Pictures stay out of the copy; set down each line of the listing below exactly.

(Collected data entries)
· · · · · · ·
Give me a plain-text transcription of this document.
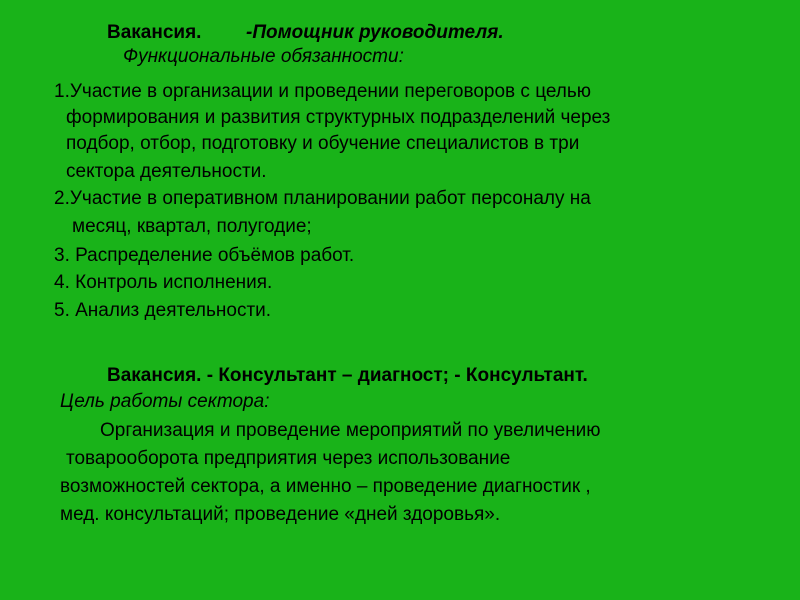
Вакансия. -Помощник руководителя.
Функциональные обязанности:
1.Участие в организации и проведении переговоров с целью
формирования и развития структурных подразделений через
подбор, отбор, подготовку и обучение специалистов в три
сектора деятельности.
2.Участие в оперативном планировании работ персоналу на
месяц, квартал, полугодие;
3. Распределение объёмов работ.
4. Контроль исполнения.
5. Анализ деятельности.
Вакансия. - Консультант – диагност; - Консультант.
Цель работы сектора:
Организация и проведение мероприятий по увеличению
товарооборота предприятия через использование
возможностей сектора, а именно – проведение диагностик ,
мед. консультаций; проведение «дней здоровья».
· · · · · · ·
> _The solution_:
Give me a plain-text transcription of this document.
Вакансия. -Помощник руководителя.
Функциональные обязанности:
1.Участие в организации и проведении переговоров с целью
формирования и развития структурных подразделений через
подбор, отбор, подготовку и обучение специалистов в три
сектора деятельности.
2.Участие в оперативном планировании работ персоналу на
месяц, квартал, полугодие;
3. Распределение объёмов работ.
4. Контроль исполнения.
5. Анализ деятельности.
Вакансия. - Консультант – диагност; - Консультант.
Цель работы сектора:
Организация и проведение мероприятий по увеличению
товарооборота предприятия через использование
возможностей сектора, а именно – проведение диагностик ,
мед. консультаций; проведение «дней здоровья».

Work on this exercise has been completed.